Stored dataset items:
[BEGIN]
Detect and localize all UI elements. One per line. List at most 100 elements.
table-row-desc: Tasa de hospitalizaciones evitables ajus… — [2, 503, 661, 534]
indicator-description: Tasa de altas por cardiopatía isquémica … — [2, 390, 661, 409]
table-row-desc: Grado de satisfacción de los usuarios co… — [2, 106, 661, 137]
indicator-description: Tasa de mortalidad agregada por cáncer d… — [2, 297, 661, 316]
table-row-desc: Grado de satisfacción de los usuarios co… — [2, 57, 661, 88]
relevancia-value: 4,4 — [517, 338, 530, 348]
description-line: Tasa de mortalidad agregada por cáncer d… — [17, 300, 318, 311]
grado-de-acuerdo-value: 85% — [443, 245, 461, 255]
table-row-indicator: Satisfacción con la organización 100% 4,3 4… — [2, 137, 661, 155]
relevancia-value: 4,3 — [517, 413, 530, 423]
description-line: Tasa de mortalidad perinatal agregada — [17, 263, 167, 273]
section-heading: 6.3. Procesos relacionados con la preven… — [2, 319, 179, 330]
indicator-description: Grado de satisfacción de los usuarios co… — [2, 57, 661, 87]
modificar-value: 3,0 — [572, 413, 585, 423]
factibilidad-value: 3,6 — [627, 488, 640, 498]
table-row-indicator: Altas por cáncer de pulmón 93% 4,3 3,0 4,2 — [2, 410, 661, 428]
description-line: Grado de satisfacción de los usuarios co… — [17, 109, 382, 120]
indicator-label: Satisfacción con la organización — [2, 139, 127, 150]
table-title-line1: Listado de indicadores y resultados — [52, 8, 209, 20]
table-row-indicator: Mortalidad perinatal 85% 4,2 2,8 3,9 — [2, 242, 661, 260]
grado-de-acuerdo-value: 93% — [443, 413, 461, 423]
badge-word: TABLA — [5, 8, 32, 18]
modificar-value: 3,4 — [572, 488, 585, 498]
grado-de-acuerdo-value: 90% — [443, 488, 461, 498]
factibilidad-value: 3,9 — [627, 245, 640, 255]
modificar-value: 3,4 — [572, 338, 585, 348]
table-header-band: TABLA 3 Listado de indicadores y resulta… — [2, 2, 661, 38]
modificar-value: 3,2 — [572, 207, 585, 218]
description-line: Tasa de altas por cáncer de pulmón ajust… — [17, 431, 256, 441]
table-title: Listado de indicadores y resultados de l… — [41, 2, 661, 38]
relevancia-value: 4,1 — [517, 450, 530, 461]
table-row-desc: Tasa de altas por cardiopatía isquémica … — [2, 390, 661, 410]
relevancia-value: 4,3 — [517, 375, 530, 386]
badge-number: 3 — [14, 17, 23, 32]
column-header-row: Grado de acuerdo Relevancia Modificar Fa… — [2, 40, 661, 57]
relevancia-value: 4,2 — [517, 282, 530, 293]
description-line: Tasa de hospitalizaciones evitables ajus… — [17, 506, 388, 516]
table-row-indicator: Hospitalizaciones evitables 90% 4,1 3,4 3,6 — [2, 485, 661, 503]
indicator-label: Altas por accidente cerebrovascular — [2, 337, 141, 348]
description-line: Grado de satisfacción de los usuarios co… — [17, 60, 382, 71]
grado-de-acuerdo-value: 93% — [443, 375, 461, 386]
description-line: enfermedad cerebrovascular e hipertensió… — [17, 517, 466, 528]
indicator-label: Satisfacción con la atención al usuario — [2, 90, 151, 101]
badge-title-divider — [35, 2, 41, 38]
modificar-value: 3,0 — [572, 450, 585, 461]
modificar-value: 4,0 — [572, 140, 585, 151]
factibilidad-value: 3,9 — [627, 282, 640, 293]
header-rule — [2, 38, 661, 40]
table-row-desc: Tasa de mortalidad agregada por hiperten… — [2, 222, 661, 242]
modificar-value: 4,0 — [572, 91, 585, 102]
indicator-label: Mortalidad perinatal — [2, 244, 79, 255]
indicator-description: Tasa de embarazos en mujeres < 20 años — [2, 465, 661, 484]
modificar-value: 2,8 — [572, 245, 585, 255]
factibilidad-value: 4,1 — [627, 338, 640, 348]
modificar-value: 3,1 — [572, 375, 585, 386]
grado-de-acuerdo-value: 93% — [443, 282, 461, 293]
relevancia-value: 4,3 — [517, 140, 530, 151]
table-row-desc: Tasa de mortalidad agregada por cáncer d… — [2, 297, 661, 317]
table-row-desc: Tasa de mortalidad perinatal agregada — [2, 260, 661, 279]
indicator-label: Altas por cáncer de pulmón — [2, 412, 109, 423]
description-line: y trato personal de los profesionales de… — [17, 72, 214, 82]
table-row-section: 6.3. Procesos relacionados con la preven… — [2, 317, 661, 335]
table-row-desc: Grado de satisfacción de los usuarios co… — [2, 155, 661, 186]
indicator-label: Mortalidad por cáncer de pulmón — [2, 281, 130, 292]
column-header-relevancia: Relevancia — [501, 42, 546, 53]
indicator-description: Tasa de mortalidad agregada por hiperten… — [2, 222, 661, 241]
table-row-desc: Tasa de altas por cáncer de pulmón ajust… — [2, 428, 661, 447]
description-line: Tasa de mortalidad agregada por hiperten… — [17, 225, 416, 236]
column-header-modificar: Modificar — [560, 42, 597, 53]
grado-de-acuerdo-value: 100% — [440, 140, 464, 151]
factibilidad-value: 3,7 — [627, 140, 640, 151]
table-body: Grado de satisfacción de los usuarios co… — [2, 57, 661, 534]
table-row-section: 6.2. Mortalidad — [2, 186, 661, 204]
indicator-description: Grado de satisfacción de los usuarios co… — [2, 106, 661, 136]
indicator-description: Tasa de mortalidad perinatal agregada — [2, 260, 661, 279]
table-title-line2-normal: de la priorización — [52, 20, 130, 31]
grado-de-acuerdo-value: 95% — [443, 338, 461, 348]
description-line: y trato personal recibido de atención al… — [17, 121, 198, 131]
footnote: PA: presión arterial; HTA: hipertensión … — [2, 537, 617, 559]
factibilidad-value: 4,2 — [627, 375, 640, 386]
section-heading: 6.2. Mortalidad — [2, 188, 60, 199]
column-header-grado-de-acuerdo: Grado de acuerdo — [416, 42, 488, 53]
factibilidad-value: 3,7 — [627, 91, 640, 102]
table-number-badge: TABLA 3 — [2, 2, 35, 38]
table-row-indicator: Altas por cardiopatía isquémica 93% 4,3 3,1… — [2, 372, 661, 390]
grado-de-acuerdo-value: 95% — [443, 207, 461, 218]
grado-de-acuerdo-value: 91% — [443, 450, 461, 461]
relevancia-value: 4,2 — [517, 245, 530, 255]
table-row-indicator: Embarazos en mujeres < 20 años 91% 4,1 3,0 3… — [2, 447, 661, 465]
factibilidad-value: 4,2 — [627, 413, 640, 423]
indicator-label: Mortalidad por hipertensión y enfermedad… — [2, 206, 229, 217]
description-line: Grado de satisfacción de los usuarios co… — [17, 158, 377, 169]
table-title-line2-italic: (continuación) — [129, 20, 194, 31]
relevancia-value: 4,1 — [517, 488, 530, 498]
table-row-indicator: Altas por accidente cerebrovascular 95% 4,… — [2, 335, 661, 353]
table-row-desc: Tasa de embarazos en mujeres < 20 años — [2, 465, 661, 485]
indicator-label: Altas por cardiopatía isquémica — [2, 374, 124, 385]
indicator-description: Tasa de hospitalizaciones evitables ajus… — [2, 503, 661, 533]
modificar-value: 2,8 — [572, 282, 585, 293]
[END]
▸ **Exercise description**
Output all of the records above again, line for line, with no changes.

▸ **Completed exercise**
Detect and localize all UI elements. One per line. List at most 100 elements.
table-row-desc: Tasa de hospitalizaciones evitables ajus… — [2, 503, 661, 534]
indicator-description: Tasa de altas por cardiopatía isquémica … — [2, 390, 661, 409]
table-row-desc: Grado de satisfacción de los usuarios co… — [2, 106, 661, 137]
indicator-description: Tasa de mortalidad agregada por cáncer d… — [2, 297, 661, 316]
table-row-desc: Grado de satisfacción de los usuarios co… — [2, 57, 661, 88]
relevancia-value: 4,4 — [517, 338, 530, 348]
description-line: Tasa de mortalidad agregada por cáncer d… — [17, 300, 318, 311]
grado-de-acuerdo-value: 85% — [443, 245, 461, 255]
table-row-indicator: Satisfacción con la organización 100% 4,3 4… — [2, 137, 661, 155]
relevancia-value: 4,3 — [517, 413, 530, 423]
description-line: Tasa de mortalidad perinatal agregada — [17, 263, 167, 273]
section-heading: 6.3. Procesos relacionados con la preven… — [2, 319, 179, 330]
indicator-description: Grado de satisfacción de los usuarios co… — [2, 57, 661, 87]
modificar-value: 3,0 — [572, 413, 585, 423]
factibilidad-value: 3,6 — [627, 488, 640, 498]
table-row-indicator: Altas por cáncer de pulmón 93% 4,3 3,0 4,2 — [2, 410, 661, 428]
description-line: Grado de satisfacción de los usuarios co… — [17, 109, 382, 120]
indicator-label: Satisfacción con la organización — [2, 139, 127, 150]
table-title-line1: Listado de indicadores y resultados — [52, 8, 209, 20]
table-row-indicator: Mortalidad perinatal 85% 4,2 2,8 3,9 — [2, 242, 661, 260]
grado-de-acuerdo-value: 93% — [443, 413, 461, 423]
badge-word: TABLA — [5, 8, 32, 18]
modificar-value: 3,4 — [572, 488, 585, 498]
grado-de-acuerdo-value: 90% — [443, 488, 461, 498]
factibilidad-value: 3,9 — [627, 245, 640, 255]
modificar-value: 3,4 — [572, 338, 585, 348]
table-header-band: TABLA 3 Listado de indicadores y resulta… — [2, 2, 661, 38]
modificar-value: 3,2 — [572, 207, 585, 218]
description-line: Tasa de altas por cáncer de pulmón ajust… — [17, 431, 256, 441]
table-title: Listado de indicadores y resultados de l… — [41, 2, 661, 38]
relevancia-value: 4,1 — [517, 450, 530, 461]
table-row-desc: Tasa de altas por cardiopatía isquémica … — [2, 390, 661, 410]
relevancia-value: 4,3 — [517, 375, 530, 386]
badge-number: 3 — [14, 17, 23, 32]
column-header-row: Grado de acuerdo Relevancia Modificar Fa… — [2, 40, 661, 57]
relevancia-value: 4,2 — [517, 282, 530, 293]
description-line: Tasa de hospitalizaciones evitables ajus… — [17, 506, 388, 516]
table-row-indicator: Hospitalizaciones evitables 90% 4,1 3,4 3,6 — [2, 485, 661, 503]
indicator-label: Altas por accidente cerebrovascular — [2, 337, 141, 348]
description-line: Grado de satisfacción de los usuarios co… — [17, 60, 382, 71]
grado-de-acuerdo-value: 93% — [443, 375, 461, 386]
description-line: enfermedad cerebrovascular e hipertensió… — [17, 517, 466, 528]
indicator-label: Satisfacción con la atención al usuario — [2, 90, 151, 101]
badge-title-divider — [35, 2, 41, 38]
modificar-value: 3,0 — [572, 450, 585, 461]
modificar-value: 4,0 — [572, 140, 585, 151]
factibilidad-value: 3,9 — [627, 282, 640, 293]
header-rule — [2, 38, 661, 40]
table-row-desc: Tasa de mortalidad agregada por hiperten… — [2, 222, 661, 242]
modificar-value: 4,0 — [572, 91, 585, 102]
indicator-label: Mortalidad perinatal — [2, 244, 79, 255]
indicator-description: Tasa de embarazos en mujeres < 20 años — [2, 465, 661, 484]
modificar-value: 2,8 — [572, 245, 585, 255]
factibilidad-value: 4,1 — [627, 338, 640, 348]
modificar-value: 3,1 — [572, 375, 585, 386]
grado-de-acuerdo-value: 93% — [443, 282, 461, 293]
relevancia-value: 4,3 — [517, 140, 530, 151]
table-row-desc: Tasa de mortalidad agregada por cáncer d… — [2, 297, 661, 317]
table-row-desc: Tasa de mortalidad perinatal agregada — [2, 260, 661, 279]
indicator-label: Altas por cáncer de pulmón — [2, 412, 109, 423]
description-line: y trato personal de los profesionales de… — [17, 72, 214, 82]
table-row-section: 6.3. Procesos relacionados con la preven… — [2, 317, 661, 335]
table-row-desc: Grado de satisfacción de los usuarios co… — [2, 155, 661, 186]
indicator-label: Mortalidad por cáncer de pulmón — [2, 281, 130, 292]
column-header-relevancia: Relevancia — [501, 42, 546, 53]
indicator-description: Tasa de mortalidad agregada por hiperten… — [2, 222, 661, 241]
table-row-desc: Tasa de altas por cáncer de pulmón ajust… — [2, 428, 661, 447]
description-line: Tasa de mortalidad agregada por hiperten… — [17, 225, 416, 236]
column-header-modificar: Modificar — [560, 42, 597, 53]
grado-de-acuerdo-value: 100% — [440, 140, 464, 151]
factibilidad-value: 3,7 — [627, 140, 640, 151]
table-body: Grado de satisfacción de los usuarios co… — [2, 57, 661, 534]
table-row-section: 6.2. Mortalidad — [2, 186, 661, 204]
indicator-description: Grado de satisfacción de los usuarios co… — [2, 106, 661, 136]
indicator-description: Tasa de mortalidad perinatal agregada — [2, 260, 661, 279]
table-title-line2-normal: de la priorización — [52, 20, 130, 31]
grado-de-acuerdo-value: 95% — [443, 338, 461, 348]
description-line: y trato personal recibido de atención al… — [17, 121, 198, 131]
footnote: PA: presión arterial; HTA: hipertensión … — [2, 537, 617, 559]
factibilidad-value: 4,2 — [627, 375, 640, 386]
section-heading: 6.2. Mortalidad — [2, 188, 60, 199]
column-header-grado-de-acuerdo: Grado de acuerdo — [416, 42, 488, 53]
factibilidad-value: 3,7 — [627, 91, 640, 102]
table-number-badge: TABLA 3 — [2, 2, 35, 38]
table-row-indicator: Altas por cardiopatía isquémica 93% 4,3 3,1… — [2, 372, 661, 390]
grado-de-acuerdo-value: 95% — [443, 207, 461, 218]
grado-de-acuerdo-value: 91% — [443, 450, 461, 461]
relevancia-value: 4,2 — [517, 245, 530, 255]
table-row-indicator: Embarazos en mujeres < 20 años 91% 4,1 3,0 3… — [2, 447, 661, 465]
factibilidad-value: 4,2 — [627, 413, 640, 423]
indicator-label: Mortalidad por hipertensión y enfermedad… — [2, 206, 229, 217]
description-line: Grado de satisfacción de los usuarios co… — [17, 158, 377, 169]
table-title-line2-italic: (continuación) — [129, 20, 194, 31]
relevancia-value: 4,1 — [517, 488, 530, 498]
table-row-indicator: Altas por accidente cerebrovascular 95% 4,… — [2, 335, 661, 353]
table-row-desc: Tasa de embarazos en mujeres < 20 años — [2, 465, 661, 485]
indicator-label: Altas por cardiopatía isquémica — [2, 374, 124, 385]
indicator-description: Tasa de hospitalizaciones evitables ajus… — [2, 503, 661, 533]
modificar-value: 2,8 — [572, 282, 585, 293]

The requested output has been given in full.